(Records from a collection of figures)
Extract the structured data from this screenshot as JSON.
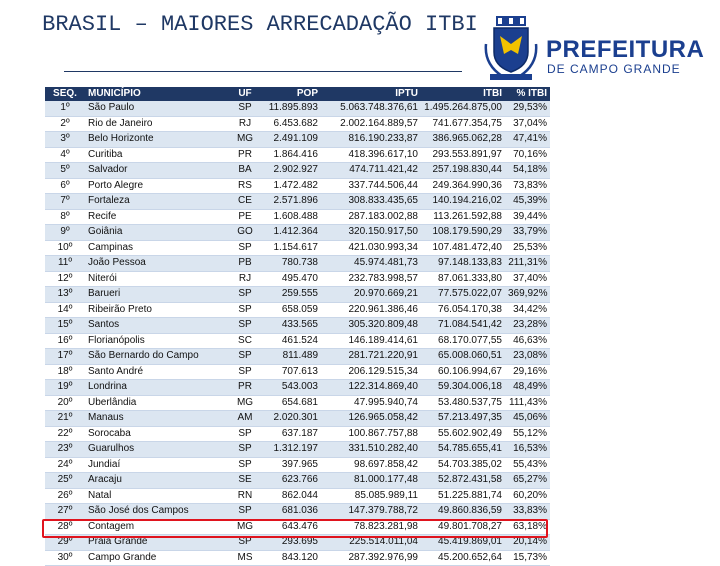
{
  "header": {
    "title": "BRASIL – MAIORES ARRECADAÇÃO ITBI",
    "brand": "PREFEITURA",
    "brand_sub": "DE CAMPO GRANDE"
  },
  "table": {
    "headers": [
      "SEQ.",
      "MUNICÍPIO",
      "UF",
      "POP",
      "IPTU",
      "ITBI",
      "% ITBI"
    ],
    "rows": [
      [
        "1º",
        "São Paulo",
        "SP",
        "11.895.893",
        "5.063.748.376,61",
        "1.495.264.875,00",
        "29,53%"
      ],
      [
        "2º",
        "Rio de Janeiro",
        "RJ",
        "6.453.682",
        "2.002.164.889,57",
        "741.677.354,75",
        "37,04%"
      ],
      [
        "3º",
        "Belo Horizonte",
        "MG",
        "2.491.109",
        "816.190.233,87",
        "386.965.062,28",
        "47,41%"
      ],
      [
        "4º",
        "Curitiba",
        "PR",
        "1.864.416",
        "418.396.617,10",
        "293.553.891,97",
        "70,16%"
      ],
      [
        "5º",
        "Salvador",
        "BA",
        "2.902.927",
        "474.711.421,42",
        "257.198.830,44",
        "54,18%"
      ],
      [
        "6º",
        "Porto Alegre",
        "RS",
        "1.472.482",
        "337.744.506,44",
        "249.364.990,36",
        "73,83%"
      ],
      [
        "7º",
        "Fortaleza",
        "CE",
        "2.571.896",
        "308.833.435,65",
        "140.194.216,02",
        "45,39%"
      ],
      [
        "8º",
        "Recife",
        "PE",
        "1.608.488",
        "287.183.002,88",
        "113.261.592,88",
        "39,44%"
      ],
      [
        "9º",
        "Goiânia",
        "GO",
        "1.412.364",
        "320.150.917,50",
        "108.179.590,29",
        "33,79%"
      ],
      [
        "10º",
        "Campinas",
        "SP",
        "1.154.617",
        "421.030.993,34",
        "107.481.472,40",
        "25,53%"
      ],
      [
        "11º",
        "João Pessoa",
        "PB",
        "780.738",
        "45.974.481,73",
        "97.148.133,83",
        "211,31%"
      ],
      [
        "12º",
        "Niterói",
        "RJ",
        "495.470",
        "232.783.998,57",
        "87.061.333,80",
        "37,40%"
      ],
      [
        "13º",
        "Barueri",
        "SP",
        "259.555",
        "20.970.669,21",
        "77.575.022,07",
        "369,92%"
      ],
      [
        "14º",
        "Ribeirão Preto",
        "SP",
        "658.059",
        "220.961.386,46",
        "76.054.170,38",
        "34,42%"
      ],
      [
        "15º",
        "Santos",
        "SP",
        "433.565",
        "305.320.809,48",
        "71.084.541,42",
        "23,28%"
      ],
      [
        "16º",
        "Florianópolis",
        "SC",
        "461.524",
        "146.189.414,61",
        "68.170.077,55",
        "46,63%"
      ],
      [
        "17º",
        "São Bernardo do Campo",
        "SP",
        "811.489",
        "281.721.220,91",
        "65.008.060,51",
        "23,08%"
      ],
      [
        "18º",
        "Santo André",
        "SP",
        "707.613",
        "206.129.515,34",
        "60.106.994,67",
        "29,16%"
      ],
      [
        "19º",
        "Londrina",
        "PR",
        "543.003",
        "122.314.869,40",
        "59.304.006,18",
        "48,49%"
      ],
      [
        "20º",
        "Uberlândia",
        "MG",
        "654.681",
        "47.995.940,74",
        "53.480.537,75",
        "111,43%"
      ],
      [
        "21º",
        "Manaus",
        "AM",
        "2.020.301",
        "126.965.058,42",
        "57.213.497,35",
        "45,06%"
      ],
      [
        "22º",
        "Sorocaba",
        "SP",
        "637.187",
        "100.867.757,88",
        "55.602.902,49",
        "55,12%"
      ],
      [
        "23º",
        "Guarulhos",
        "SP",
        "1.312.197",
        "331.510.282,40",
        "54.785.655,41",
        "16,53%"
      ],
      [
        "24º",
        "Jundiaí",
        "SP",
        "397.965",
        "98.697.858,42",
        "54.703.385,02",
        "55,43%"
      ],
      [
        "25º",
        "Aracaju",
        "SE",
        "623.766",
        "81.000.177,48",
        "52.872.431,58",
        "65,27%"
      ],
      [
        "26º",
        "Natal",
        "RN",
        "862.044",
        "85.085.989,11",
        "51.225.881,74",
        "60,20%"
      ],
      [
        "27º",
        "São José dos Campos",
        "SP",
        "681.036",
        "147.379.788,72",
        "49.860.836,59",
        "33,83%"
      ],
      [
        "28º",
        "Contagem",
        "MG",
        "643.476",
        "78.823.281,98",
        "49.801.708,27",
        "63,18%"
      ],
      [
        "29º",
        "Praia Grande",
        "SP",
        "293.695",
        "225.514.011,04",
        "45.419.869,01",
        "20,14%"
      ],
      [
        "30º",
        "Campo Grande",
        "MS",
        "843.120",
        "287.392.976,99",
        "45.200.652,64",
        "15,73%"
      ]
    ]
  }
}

==

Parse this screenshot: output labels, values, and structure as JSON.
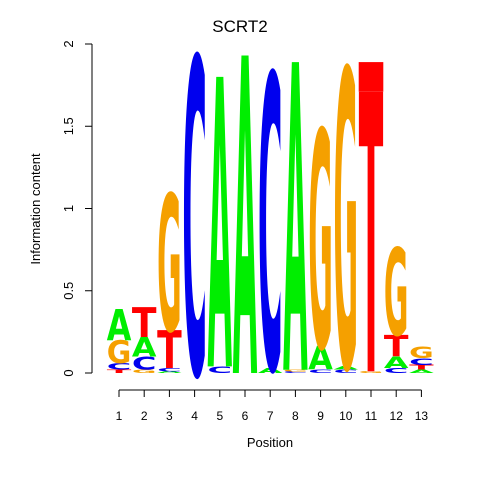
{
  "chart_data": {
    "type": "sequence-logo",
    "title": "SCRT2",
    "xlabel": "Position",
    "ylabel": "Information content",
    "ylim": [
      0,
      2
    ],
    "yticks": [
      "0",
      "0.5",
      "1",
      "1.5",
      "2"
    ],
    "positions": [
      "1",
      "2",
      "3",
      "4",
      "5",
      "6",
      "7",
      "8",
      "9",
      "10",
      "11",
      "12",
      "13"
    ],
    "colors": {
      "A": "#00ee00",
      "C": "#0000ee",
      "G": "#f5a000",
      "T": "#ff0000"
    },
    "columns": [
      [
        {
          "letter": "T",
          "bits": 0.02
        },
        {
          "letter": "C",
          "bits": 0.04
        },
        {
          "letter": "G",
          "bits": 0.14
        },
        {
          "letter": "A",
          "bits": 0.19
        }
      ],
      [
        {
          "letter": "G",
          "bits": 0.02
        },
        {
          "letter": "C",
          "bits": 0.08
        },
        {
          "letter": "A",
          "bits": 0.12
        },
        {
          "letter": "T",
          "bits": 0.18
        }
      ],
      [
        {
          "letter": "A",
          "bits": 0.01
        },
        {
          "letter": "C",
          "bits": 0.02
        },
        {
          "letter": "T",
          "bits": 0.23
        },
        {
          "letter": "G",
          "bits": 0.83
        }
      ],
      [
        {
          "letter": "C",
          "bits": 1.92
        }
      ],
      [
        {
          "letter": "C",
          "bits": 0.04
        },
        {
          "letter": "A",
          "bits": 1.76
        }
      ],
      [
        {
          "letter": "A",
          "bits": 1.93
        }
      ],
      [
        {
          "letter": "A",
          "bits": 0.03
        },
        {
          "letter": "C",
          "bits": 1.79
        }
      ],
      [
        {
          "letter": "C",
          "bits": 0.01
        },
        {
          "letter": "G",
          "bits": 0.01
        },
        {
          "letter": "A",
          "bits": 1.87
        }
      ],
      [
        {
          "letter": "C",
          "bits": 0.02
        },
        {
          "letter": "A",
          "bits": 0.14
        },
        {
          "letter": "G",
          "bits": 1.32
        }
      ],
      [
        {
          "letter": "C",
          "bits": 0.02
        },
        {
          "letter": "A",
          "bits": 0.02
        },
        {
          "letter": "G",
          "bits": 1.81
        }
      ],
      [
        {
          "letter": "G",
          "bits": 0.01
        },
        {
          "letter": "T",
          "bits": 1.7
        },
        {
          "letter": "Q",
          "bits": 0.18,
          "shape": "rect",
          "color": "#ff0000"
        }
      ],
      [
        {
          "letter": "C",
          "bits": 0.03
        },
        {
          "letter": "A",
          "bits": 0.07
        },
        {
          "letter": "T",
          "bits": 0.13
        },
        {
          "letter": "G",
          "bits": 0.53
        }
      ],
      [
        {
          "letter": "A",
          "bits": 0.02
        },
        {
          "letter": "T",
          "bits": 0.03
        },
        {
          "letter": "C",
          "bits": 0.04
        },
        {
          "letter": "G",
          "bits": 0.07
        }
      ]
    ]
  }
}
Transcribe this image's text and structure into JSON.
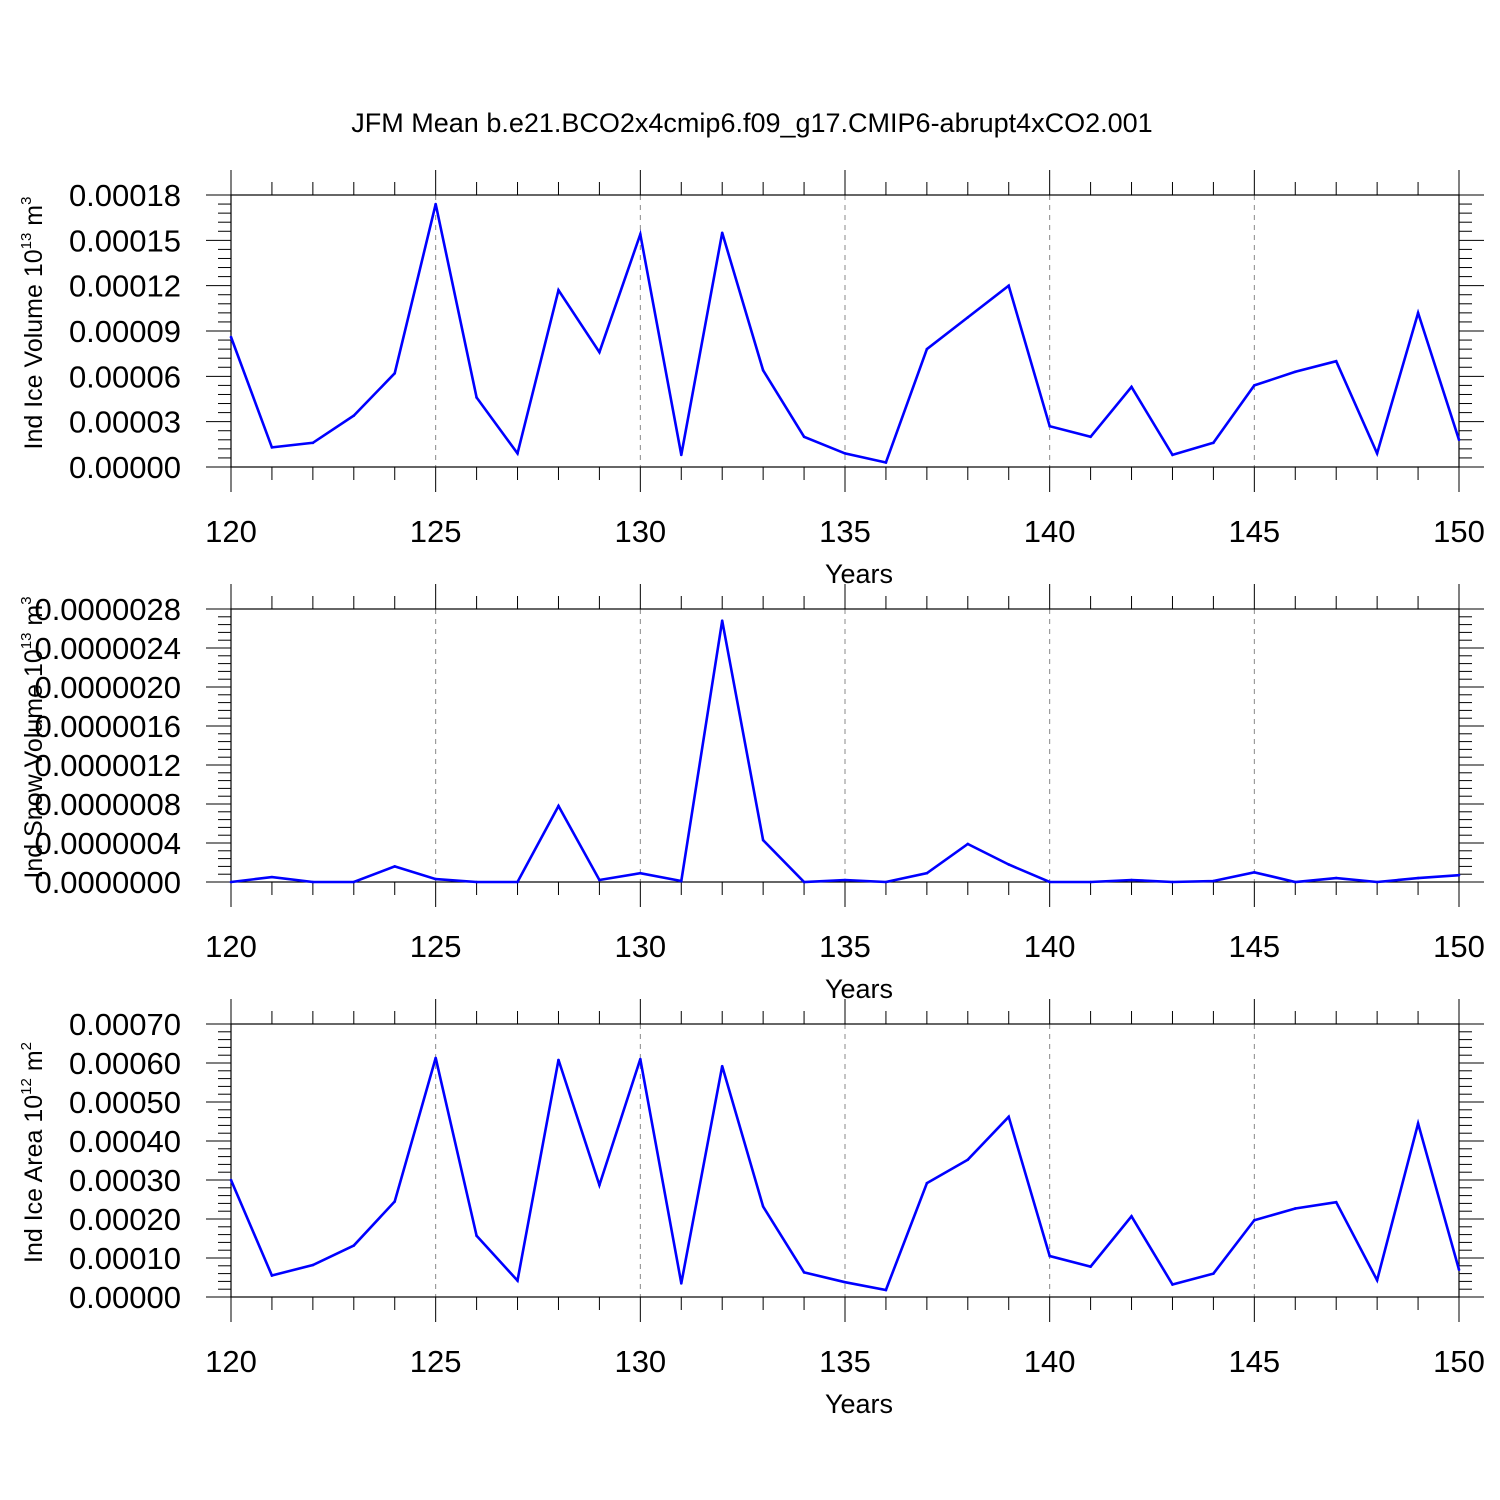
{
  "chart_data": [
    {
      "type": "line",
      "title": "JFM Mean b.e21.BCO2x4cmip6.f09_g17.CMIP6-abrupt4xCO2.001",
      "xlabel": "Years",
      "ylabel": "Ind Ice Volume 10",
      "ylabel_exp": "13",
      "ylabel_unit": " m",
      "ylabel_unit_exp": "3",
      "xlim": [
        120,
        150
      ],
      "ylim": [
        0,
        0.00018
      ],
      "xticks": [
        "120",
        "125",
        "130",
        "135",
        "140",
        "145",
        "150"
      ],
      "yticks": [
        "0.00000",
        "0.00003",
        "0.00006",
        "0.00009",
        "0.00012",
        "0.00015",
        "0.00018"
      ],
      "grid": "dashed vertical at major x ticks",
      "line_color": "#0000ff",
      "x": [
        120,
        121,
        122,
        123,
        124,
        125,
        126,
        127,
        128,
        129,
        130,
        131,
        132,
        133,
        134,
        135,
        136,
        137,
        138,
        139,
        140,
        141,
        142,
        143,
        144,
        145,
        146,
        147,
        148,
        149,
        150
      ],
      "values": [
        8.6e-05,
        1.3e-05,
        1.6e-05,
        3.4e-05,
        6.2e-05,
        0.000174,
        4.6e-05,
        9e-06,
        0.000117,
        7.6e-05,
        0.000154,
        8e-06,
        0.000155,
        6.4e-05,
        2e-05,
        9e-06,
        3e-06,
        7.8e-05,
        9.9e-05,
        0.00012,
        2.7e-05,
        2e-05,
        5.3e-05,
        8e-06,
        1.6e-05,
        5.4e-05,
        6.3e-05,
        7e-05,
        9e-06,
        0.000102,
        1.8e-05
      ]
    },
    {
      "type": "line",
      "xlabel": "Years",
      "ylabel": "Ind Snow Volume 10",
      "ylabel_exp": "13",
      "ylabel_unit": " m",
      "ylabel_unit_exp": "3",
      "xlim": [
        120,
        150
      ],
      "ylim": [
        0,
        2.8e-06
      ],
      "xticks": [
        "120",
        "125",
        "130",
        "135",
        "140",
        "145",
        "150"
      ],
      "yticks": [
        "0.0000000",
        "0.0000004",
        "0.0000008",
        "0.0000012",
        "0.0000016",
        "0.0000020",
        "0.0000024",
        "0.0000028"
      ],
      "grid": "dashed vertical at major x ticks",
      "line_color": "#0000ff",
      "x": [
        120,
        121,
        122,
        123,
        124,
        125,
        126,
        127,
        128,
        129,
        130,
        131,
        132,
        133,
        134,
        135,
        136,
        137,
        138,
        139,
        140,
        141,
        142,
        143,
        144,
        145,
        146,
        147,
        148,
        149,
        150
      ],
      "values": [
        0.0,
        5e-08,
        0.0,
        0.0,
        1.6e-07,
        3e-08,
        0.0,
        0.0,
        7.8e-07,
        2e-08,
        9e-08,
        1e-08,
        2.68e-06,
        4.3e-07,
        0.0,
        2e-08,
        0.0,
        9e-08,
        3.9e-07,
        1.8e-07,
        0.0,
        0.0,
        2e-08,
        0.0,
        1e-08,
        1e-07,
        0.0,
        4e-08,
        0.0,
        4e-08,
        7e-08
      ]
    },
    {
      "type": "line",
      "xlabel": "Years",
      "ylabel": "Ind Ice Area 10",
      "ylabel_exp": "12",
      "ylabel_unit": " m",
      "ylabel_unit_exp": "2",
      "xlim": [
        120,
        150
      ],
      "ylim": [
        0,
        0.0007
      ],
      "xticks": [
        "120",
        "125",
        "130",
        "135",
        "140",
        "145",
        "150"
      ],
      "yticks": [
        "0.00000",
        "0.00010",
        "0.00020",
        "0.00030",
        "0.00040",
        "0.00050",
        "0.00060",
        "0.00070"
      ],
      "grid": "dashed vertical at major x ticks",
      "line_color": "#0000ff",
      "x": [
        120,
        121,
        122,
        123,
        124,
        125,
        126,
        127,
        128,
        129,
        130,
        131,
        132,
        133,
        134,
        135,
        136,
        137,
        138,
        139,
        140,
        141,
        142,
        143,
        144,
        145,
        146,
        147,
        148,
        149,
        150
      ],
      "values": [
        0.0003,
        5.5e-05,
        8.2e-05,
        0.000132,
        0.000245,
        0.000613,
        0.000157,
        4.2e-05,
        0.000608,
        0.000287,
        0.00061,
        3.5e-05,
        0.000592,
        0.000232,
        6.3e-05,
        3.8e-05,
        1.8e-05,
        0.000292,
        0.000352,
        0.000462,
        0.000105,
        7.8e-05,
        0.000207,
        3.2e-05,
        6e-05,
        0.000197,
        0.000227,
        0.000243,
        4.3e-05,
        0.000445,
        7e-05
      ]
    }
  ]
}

TASK GOAL:
Return every line in the listing that contains the word "ITBI".

ANSWER TO THIS TASK:
    "title": "BRASIL – MAIORES ARRECADAÇÃO ITBI",
      "ITBI",
      "% ITBI"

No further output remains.